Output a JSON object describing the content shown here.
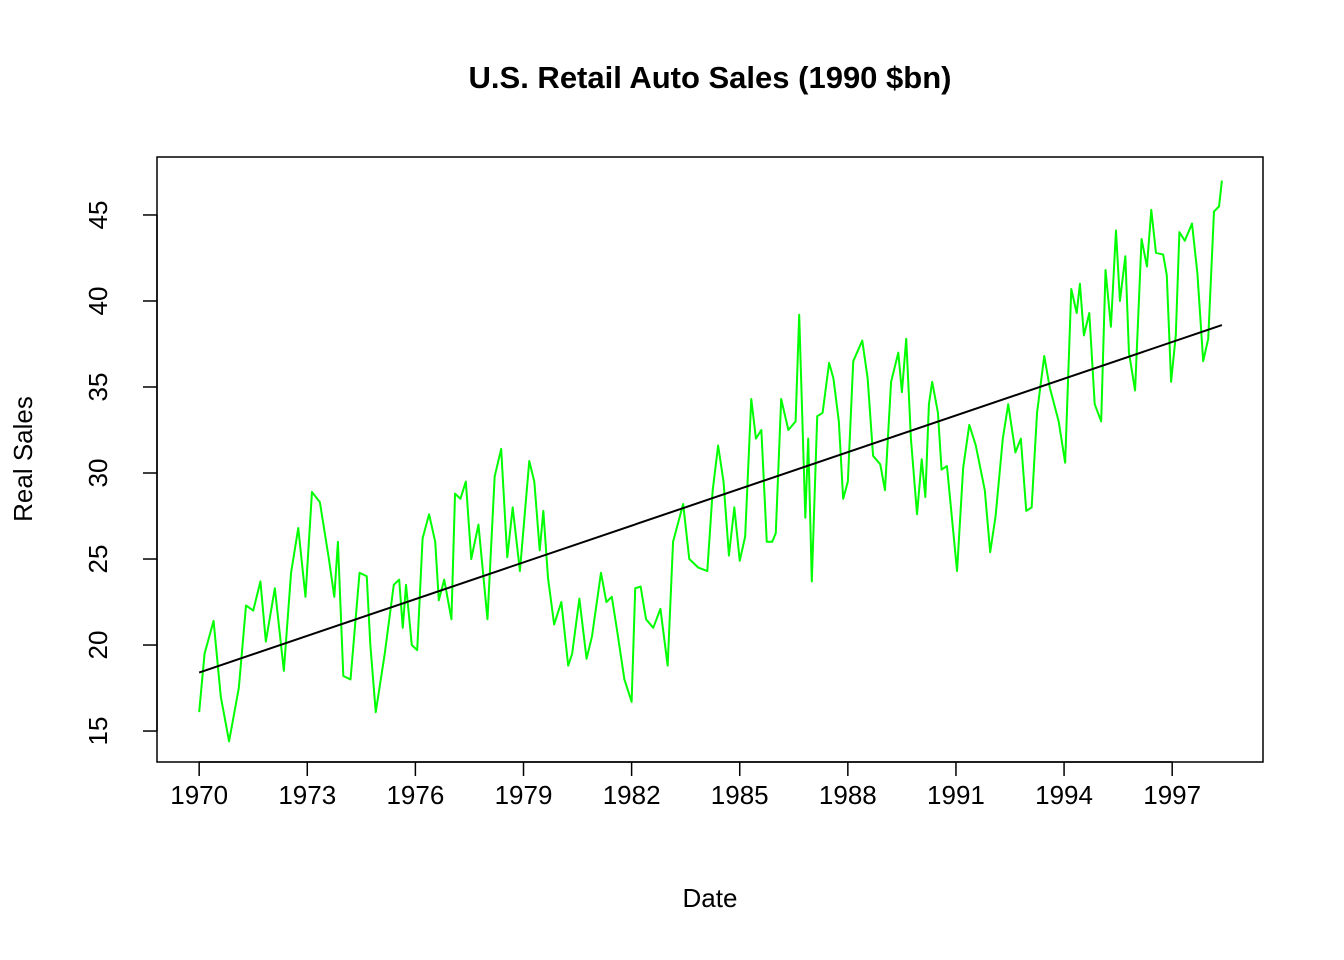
{
  "chart_data": {
    "type": "line",
    "title": "U.S. Retail Auto Sales (1990 $bn)",
    "xlabel": "Date",
    "ylabel": "Real Sales",
    "xlim": [
      1968.83,
      1999.52
    ],
    "ylim": [
      13.2,
      48.37
    ],
    "xticks": [
      1970,
      1973,
      1976,
      1979,
      1982,
      1985,
      1988,
      1991,
      1994,
      1997
    ],
    "yticks": [
      15,
      20,
      25,
      30,
      35,
      40,
      45
    ],
    "grid": false,
    "series": [
      {
        "color": "#00ff00",
        "x": [
          1970.0,
          1970.15,
          1970.4,
          1970.6,
          1970.83,
          1971.1,
          1971.3,
          1971.5,
          1971.7,
          1971.85,
          1972.1,
          1972.35,
          1972.55,
          1972.75,
          1972.95,
          1973.13,
          1973.35,
          1973.6,
          1973.75,
          1973.85,
          1974.0,
          1974.2,
          1974.45,
          1974.65,
          1974.75,
          1974.9,
          1975.15,
          1975.4,
          1975.55,
          1975.65,
          1975.74,
          1975.9,
          1976.05,
          1976.2,
          1976.38,
          1976.55,
          1976.65,
          1976.8,
          1977.0,
          1977.1,
          1977.25,
          1977.4,
          1977.55,
          1977.75,
          1978.0,
          1978.2,
          1978.38,
          1978.55,
          1978.7,
          1978.9,
          1979.16,
          1979.3,
          1979.45,
          1979.55,
          1979.68,
          1979.85,
          1980.05,
          1980.24,
          1980.35,
          1980.55,
          1980.75,
          1980.9,
          1981.15,
          1981.3,
          1981.45,
          1981.6,
          1981.8,
          1982.0,
          1982.1,
          1982.25,
          1982.4,
          1982.6,
          1982.8,
          1983.0,
          1983.15,
          1983.43,
          1983.6,
          1983.85,
          1984.1,
          1984.25,
          1984.4,
          1984.55,
          1984.7,
          1984.85,
          1985.0,
          1985.15,
          1985.25,
          1985.32,
          1985.45,
          1985.6,
          1985.75,
          1985.9,
          1986.0,
          1986.15,
          1986.35,
          1986.55,
          1986.65,
          1986.82,
          1986.9,
          1987.0,
          1987.15,
          1987.3,
          1987.48,
          1987.6,
          1987.75,
          1987.87,
          1988.0,
          1988.15,
          1988.4,
          1988.55,
          1988.7,
          1988.9,
          1989.03,
          1989.2,
          1989.4,
          1989.5,
          1989.62,
          1989.75,
          1989.92,
          1990.05,
          1990.15,
          1990.25,
          1990.34,
          1990.5,
          1990.6,
          1990.75,
          1991.03,
          1991.2,
          1991.37,
          1991.55,
          1991.8,
          1991.95,
          1992.1,
          1992.3,
          1992.45,
          1992.65,
          1992.8,
          1992.95,
          1993.1,
          1993.25,
          1993.45,
          1993.6,
          1993.85,
          1994.03,
          1994.2,
          1994.35,
          1994.44,
          1994.55,
          1994.7,
          1994.85,
          1995.03,
          1995.15,
          1995.3,
          1995.44,
          1995.55,
          1995.7,
          1995.8,
          1995.97,
          1996.15,
          1996.3,
          1996.42,
          1996.55,
          1996.75,
          1996.85,
          1996.97,
          1997.1,
          1997.2,
          1997.35,
          1997.55,
          1997.7,
          1997.86,
          1998.0,
          1998.16,
          1998.3,
          1998.38
        ],
        "values": [
          16.1,
          19.5,
          21.4,
          17.0,
          14.4,
          17.5,
          22.3,
          22.0,
          23.7,
          20.2,
          23.3,
          18.5,
          24.2,
          26.8,
          22.8,
          28.9,
          28.3,
          25.0,
          22.8,
          26.0,
          18.2,
          18.0,
          24.2,
          24.0,
          20.0,
          16.1,
          19.5,
          23.5,
          23.8,
          21.0,
          23.5,
          20.0,
          19.7,
          26.2,
          27.6,
          26.0,
          22.6,
          23.8,
          21.5,
          28.8,
          28.5,
          29.5,
          25.0,
          27.0,
          21.5,
          29.8,
          31.4,
          25.1,
          28.0,
          24.3,
          30.7,
          29.5,
          25.5,
          27.8,
          23.9,
          21.2,
          22.5,
          18.8,
          19.5,
          22.7,
          19.2,
          20.5,
          24.2,
          22.5,
          22.8,
          20.8,
          18.0,
          16.7,
          23.3,
          23.4,
          21.5,
          21.0,
          22.1,
          18.8,
          26.0,
          28.2,
          25.0,
          24.5,
          24.3,
          29.0,
          31.6,
          29.5,
          25.2,
          28.0,
          24.9,
          26.3,
          31.0,
          34.3,
          32.0,
          32.5,
          26.0,
          26.0,
          26.5,
          34.3,
          32.5,
          33.0,
          39.2,
          27.4,
          32.0,
          23.7,
          33.3,
          33.5,
          36.4,
          35.5,
          33.0,
          28.5,
          29.5,
          36.5,
          37.7,
          35.5,
          31.0,
          30.5,
          29.0,
          35.3,
          37.0,
          34.7,
          37.8,
          32.0,
          27.6,
          30.8,
          28.6,
          34.0,
          35.3,
          33.5,
          30.2,
          30.4,
          24.3,
          30.3,
          32.8,
          31.6,
          29.0,
          25.4,
          27.5,
          32.0,
          34.0,
          31.2,
          32.0,
          27.8,
          28.0,
          33.5,
          36.8,
          35.0,
          33.0,
          30.6,
          40.7,
          39.3,
          41.0,
          38.0,
          39.3,
          34.0,
          33.0,
          41.8,
          38.5,
          44.1,
          40.0,
          42.6,
          37.0,
          34.8,
          43.6,
          42.0,
          45.3,
          42.8,
          42.7,
          41.5,
          35.3,
          38.0,
          44.0,
          43.5,
          44.5,
          41.6,
          36.5,
          37.8,
          45.2,
          45.5,
          47.0
        ]
      },
      {
        "color": "#000000",
        "x": [
          1970.0,
          1998.38
        ],
        "values": [
          18.4,
          38.6
        ]
      }
    ]
  }
}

* Exercise details *
Go through the listing above and write it all out exactly, leaving out any picture.

* Completed exercise *
Output a JSON object describing the content shown here.
{
  "chart_data": {
    "type": "line",
    "title": "U.S. Retail Auto Sales (1990 $bn)",
    "xlabel": "Date",
    "ylabel": "Real Sales",
    "xlim": [
      1968.83,
      1999.52
    ],
    "ylim": [
      13.2,
      48.37
    ],
    "xticks": [
      1970,
      1973,
      1976,
      1979,
      1982,
      1985,
      1988,
      1991,
      1994,
      1997
    ],
    "yticks": [
      15,
      20,
      25,
      30,
      35,
      40,
      45
    ],
    "grid": false,
    "series": [
      {
        "color": "#00ff00",
        "x": [
          1970.0,
          1970.15,
          1970.4,
          1970.6,
          1970.83,
          1971.1,
          1971.3,
          1971.5,
          1971.7,
          1971.85,
          1972.1,
          1972.35,
          1972.55,
          1972.75,
          1972.95,
          1973.13,
          1973.35,
          1973.6,
          1973.75,
          1973.85,
          1974.0,
          1974.2,
          1974.45,
          1974.65,
          1974.75,
          1974.9,
          1975.15,
          1975.4,
          1975.55,
          1975.65,
          1975.74,
          1975.9,
          1976.05,
          1976.2,
          1976.38,
          1976.55,
          1976.65,
          1976.8,
          1977.0,
          1977.1,
          1977.25,
          1977.4,
          1977.55,
          1977.75,
          1978.0,
          1978.2,
          1978.38,
          1978.55,
          1978.7,
          1978.9,
          1979.16,
          1979.3,
          1979.45,
          1979.55,
          1979.68,
          1979.85,
          1980.05,
          1980.24,
          1980.35,
          1980.55,
          1980.75,
          1980.9,
          1981.15,
          1981.3,
          1981.45,
          1981.6,
          1981.8,
          1982.0,
          1982.1,
          1982.25,
          1982.4,
          1982.6,
          1982.8,
          1983.0,
          1983.15,
          1983.43,
          1983.6,
          1983.85,
          1984.1,
          1984.25,
          1984.4,
          1984.55,
          1984.7,
          1984.85,
          1985.0,
          1985.15,
          1985.25,
          1985.32,
          1985.45,
          1985.6,
          1985.75,
          1985.9,
          1986.0,
          1986.15,
          1986.35,
          1986.55,
          1986.65,
          1986.82,
          1986.9,
          1987.0,
          1987.15,
          1987.3,
          1987.48,
          1987.6,
          1987.75,
          1987.87,
          1988.0,
          1988.15,
          1988.4,
          1988.55,
          1988.7,
          1988.9,
          1989.03,
          1989.2,
          1989.4,
          1989.5,
          1989.62,
          1989.75,
          1989.92,
          1990.05,
          1990.15,
          1990.25,
          1990.34,
          1990.5,
          1990.6,
          1990.75,
          1991.03,
          1991.2,
          1991.37,
          1991.55,
          1991.8,
          1991.95,
          1992.1,
          1992.3,
          1992.45,
          1992.65,
          1992.8,
          1992.95,
          1993.1,
          1993.25,
          1993.45,
          1993.6,
          1993.85,
          1994.03,
          1994.2,
          1994.35,
          1994.44,
          1994.55,
          1994.7,
          1994.85,
          1995.03,
          1995.15,
          1995.3,
          1995.44,
          1995.55,
          1995.7,
          1995.8,
          1995.97,
          1996.15,
          1996.3,
          1996.42,
          1996.55,
          1996.75,
          1996.85,
          1996.97,
          1997.1,
          1997.2,
          1997.35,
          1997.55,
          1997.7,
          1997.86,
          1998.0,
          1998.16,
          1998.3,
          1998.38
        ],
        "values": [
          16.1,
          19.5,
          21.4,
          17.0,
          14.4,
          17.5,
          22.3,
          22.0,
          23.7,
          20.2,
          23.3,
          18.5,
          24.2,
          26.8,
          22.8,
          28.9,
          28.3,
          25.0,
          22.8,
          26.0,
          18.2,
          18.0,
          24.2,
          24.0,
          20.0,
          16.1,
          19.5,
          23.5,
          23.8,
          21.0,
          23.5,
          20.0,
          19.7,
          26.2,
          27.6,
          26.0,
          22.6,
          23.8,
          21.5,
          28.8,
          28.5,
          29.5,
          25.0,
          27.0,
          21.5,
          29.8,
          31.4,
          25.1,
          28.0,
          24.3,
          30.7,
          29.5,
          25.5,
          27.8,
          23.9,
          21.2,
          22.5,
          18.8,
          19.5,
          22.7,
          19.2,
          20.5,
          24.2,
          22.5,
          22.8,
          20.8,
          18.0,
          16.7,
          23.3,
          23.4,
          21.5,
          21.0,
          22.1,
          18.8,
          26.0,
          28.2,
          25.0,
          24.5,
          24.3,
          29.0,
          31.6,
          29.5,
          25.2,
          28.0,
          24.9,
          26.3,
          31.0,
          34.3,
          32.0,
          32.5,
          26.0,
          26.0,
          26.5,
          34.3,
          32.5,
          33.0,
          39.2,
          27.4,
          32.0,
          23.7,
          33.3,
          33.5,
          36.4,
          35.5,
          33.0,
          28.5,
          29.5,
          36.5,
          37.7,
          35.5,
          31.0,
          30.5,
          29.0,
          35.3,
          37.0,
          34.7,
          37.8,
          32.0,
          27.6,
          30.8,
          28.6,
          34.0,
          35.3,
          33.5,
          30.2,
          30.4,
          24.3,
          30.3,
          32.8,
          31.6,
          29.0,
          25.4,
          27.5,
          32.0,
          34.0,
          31.2,
          32.0,
          27.8,
          28.0,
          33.5,
          36.8,
          35.0,
          33.0,
          30.6,
          40.7,
          39.3,
          41.0,
          38.0,
          39.3,
          34.0,
          33.0,
          41.8,
          38.5,
          44.1,
          40.0,
          42.6,
          37.0,
          34.8,
          43.6,
          42.0,
          45.3,
          42.8,
          42.7,
          41.5,
          35.3,
          38.0,
          44.0,
          43.5,
          44.5,
          41.6,
          36.5,
          37.8,
          45.2,
          45.5,
          47.0
        ]
      },
      {
        "color": "#000000",
        "x": [
          1970.0,
          1998.38
        ],
        "values": [
          18.4,
          38.6
        ]
      }
    ]
  }
}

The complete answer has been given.